[Start of Excerpt to read]

Raiders of The Lost Franchise

Indiana Jones Returns in Paint-by-Number Style

Like the Paramount logo mountain peak in the now-famous opening dissolve that started it all nearly three decades ago, Raiders of the Lost Ark towers over the surrounding landscape. My friend and fellow critic Jeff Overstreet considers it the greatest action movie of all time, and I tend to agree.

On the one hand, while Raiders pays loving homage to the swashbuckling serials of the past, it transcends them as decisively as Star Wars transcended the adventures of Buck Rogers and Flash Gordon. On the other hand, while Raiders, together with Star Wars, essentially created a whole genre of popcorn-adventure imitators still going strong today, little if anything in the past 27 years has come close to even rivaling the original.

This includes the imitators that happen to have Indiana Jones in the title. As I’ve written elsewhere, there never was a persuasive series here; there’s just Raiders, followed by a couple of Indiana Jones flicks. The sequels may have imitated that famous opening shot with the mountaintop, but it was just homage to homage. The real peak was never reached again.

Indiana Jones and the Kingdom of the Crystal Skull seems aware of this from the very first shot, which of course begins with the Paramount logo, and then dissolves to something considerably smaller than any of the previous pinnacles in the earlier films. This shouldn’t necessarily be taken to suggest that Kingdom of the Crystal Skull is the least consequential of Dr. Jones’ adventures, but perhaps it is the most aware that it will never rival the original.

The 19 years since the last Indy film are both a limitation and an asset. As with other recent ’80s nostalgia sequels like Live Free or Die Hard, Terminator 3 and Rocky Balboa, Kingdom of the Crystal Skull comes so late that it feels more like legitimate homage than an effort to continue the franchise per se. Where a real sequel asks what happened next, these latter-day homages ask, “Where are they now?”

With that different question come different expectations. We might hope for a superior achievement, but we know better than to expect more than popcorn entertainment, pretty much disposable except for nostalgia value. Kingdom of the Crystal Skull delivers what we expect. Don’t hope for more.

Like John McClane in Live Free or Die Hard, Indy can’t pretend to be the same man he once was, and Lucas and Spielberg have allowed Indy to age into the Eisenhower era. Russians, obviously, are the new Nazis, but it’s more than that. Indy’s roots are in 1930s pulp fiction; the pulp fiction of the 1950s had different concerns, from science fiction to spy stories.

Accordingly, the iconography of 1950s culture is here, from the startling image at the end of the bravura first act to the sense-overloading special-effects extravaganza of the finale. The soundtrack includes Elvis and the Everly Brothers, and hot-rodding, anti-Red demonstrations and references to espionage and McCarthyism all put in appearances. Indy’s youthful sidekick, the oddly named Mutt Williams (Shia LaBeouf), is a leather-jacketed biker overtly, if entirely superficially, recalling Brando in The Wild One. Yet the title itself signals that Kingdom of the Crystal Skull is still a 1930s Republic serial at heart. Ancient temples and deathtraps, vehicular fight scenes, lost cities, creepy-crawly vermin and literal cliffhanging remain very much the order of the day.

[End of Excerpt to read]
[Start of Data entries]

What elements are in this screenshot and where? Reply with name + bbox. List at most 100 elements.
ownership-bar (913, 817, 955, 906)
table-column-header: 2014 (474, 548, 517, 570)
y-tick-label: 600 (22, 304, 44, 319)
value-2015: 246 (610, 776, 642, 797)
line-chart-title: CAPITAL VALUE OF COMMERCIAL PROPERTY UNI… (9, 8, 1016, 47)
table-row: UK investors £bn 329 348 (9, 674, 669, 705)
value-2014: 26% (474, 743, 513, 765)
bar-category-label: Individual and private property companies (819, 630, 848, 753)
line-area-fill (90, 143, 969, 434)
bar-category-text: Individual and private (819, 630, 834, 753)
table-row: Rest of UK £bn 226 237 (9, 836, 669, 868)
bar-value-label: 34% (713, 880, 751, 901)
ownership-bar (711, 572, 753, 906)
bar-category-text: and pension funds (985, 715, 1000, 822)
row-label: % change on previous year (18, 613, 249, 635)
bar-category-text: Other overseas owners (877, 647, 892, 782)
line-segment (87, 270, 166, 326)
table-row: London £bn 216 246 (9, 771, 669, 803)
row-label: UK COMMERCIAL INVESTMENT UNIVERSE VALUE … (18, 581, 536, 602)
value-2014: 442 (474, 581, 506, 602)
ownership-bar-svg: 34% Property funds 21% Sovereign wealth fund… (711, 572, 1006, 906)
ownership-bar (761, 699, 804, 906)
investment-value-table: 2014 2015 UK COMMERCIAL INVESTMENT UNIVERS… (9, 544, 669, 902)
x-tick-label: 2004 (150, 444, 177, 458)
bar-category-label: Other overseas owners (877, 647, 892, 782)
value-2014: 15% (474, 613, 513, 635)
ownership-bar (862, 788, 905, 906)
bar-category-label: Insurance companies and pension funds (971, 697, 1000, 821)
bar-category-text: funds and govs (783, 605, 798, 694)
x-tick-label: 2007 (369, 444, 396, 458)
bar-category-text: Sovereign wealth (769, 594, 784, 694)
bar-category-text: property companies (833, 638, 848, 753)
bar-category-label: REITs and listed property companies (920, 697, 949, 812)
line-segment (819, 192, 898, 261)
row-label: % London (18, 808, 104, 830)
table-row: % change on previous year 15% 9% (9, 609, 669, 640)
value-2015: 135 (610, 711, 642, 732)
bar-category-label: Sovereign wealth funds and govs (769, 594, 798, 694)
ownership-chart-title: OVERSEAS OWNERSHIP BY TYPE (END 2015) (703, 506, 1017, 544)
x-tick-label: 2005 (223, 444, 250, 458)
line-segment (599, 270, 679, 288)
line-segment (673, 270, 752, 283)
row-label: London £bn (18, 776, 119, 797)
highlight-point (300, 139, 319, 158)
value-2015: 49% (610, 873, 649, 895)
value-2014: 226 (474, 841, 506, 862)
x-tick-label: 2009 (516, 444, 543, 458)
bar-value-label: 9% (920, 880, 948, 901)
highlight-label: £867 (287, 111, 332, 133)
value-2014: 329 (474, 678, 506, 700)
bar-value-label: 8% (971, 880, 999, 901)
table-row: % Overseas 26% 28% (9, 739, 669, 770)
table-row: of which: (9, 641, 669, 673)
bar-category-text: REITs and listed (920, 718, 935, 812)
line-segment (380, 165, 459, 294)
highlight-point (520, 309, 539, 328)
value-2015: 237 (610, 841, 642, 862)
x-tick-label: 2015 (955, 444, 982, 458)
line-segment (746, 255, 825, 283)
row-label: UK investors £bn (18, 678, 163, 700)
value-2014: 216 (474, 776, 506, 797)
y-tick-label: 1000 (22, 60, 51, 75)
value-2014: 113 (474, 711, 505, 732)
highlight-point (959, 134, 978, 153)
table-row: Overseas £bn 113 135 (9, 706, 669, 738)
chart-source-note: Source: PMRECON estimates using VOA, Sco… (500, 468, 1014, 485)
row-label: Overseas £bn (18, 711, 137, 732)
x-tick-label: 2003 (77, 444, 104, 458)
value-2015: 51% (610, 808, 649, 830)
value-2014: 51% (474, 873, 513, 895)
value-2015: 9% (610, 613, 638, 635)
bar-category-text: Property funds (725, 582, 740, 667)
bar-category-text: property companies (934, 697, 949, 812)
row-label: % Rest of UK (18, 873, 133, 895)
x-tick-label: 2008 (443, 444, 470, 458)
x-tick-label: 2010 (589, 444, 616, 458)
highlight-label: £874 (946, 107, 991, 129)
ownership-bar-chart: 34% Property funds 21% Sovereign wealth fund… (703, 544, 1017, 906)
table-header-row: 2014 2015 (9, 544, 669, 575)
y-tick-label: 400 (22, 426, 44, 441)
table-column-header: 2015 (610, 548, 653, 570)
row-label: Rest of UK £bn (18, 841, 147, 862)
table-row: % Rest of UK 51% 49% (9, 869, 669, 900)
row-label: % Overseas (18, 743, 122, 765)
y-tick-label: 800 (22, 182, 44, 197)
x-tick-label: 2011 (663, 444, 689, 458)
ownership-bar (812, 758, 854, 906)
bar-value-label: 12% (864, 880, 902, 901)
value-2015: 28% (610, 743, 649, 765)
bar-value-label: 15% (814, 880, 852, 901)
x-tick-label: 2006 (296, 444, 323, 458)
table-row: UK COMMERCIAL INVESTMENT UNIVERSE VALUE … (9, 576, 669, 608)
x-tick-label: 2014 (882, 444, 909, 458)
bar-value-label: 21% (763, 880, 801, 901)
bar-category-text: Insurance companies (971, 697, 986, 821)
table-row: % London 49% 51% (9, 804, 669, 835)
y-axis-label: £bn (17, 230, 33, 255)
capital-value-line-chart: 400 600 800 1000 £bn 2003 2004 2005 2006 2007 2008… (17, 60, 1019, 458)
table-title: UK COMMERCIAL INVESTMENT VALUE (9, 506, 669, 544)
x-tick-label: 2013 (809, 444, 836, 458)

[End of Data entries]

■ **Written problem 1**: Please return the stretch of the Crystal Skull review from "Like John McClane" through "to spy stories.", copied word for word.
■ **Written problem 2**: Write the next part of the Crystal Skull review, starting after its final sentence.

■ **Task response 1**:
Like John McClane in Live Free or Die Hard, Indy can’t pretend to be the same man he once was, and Lucas and Spielberg have allowed Indy to age into the Eisenhower era. Russians, obviously, are the new Nazis, but it’s more than that. Indy’s roots are in 1930s pulp fiction; the pulp fiction of the 1950s had different concerns, from science fiction to spy stories.

■ **Task response 2**:
The title, alas, also points to the film’s key weakness, a mystical artifact du jour — like the sankara stones in Temple of Doom — that doesn’t ring any bells for the average moviegoer. Raiders and Last Crusade were both set in a Judeo-Christian context, lending them an aura of importance, even spiritual significance. With Raiders, they had us at “Lost Ark”; and of course the Holy Grail is, well, the Holy Grail. After that, perhaps almost anything would have been anticlimactic, but surely they could have done better than going back to mystic stone artifacts from some tribal culture.

At least Crystal Skull basically avoids the potential pitfalls of New Age gooeyness lurking on all sides of the subject matter. Crystal skulls really do exist, though they don’t look like the ones in the film. The real ones are touted by enthusiasts as mystic pre-Columbian Mesoamerican artifacts, exceeding the capacity of pre-modern craftsmanship and possessing psychic or healing powers — claims connected with New Age beliefs in ancient visitors from the stars, pre-modern super-technology, and the paranormal properties of crystals. (Experts believe crystal skulls are of modern origin.)

The movie plays with this iconography, with black-bobbed Russki villainess Irina Spalko (Cate Blanchett), a Soviet parapsychologist researcher searching for magical MacGuffins with potential military applications against Western democracy. But here doesn’t seem to be any particular worldview hiding in the wings, even when Spalko sneers, “Belief, Dr. Jones, is a gift you have yet to receive.”

“Oh, I believe, sweetheart,” Indy shoots back, meaning, as far as I can tell, that he believes that his adventures tend to end in paranormal pyrotechnics, and it’s best to stay out of the way of that sort of thing.

The one way in which Crystal Skull does hark back to Raiders is the welcome return of Karen Allen as Indy’s one true love, Marion Ravenwood. The rapport of their scenes together, even when they’re bickering, represents all that was lacking in earlier sequels with their inconsequential female leads.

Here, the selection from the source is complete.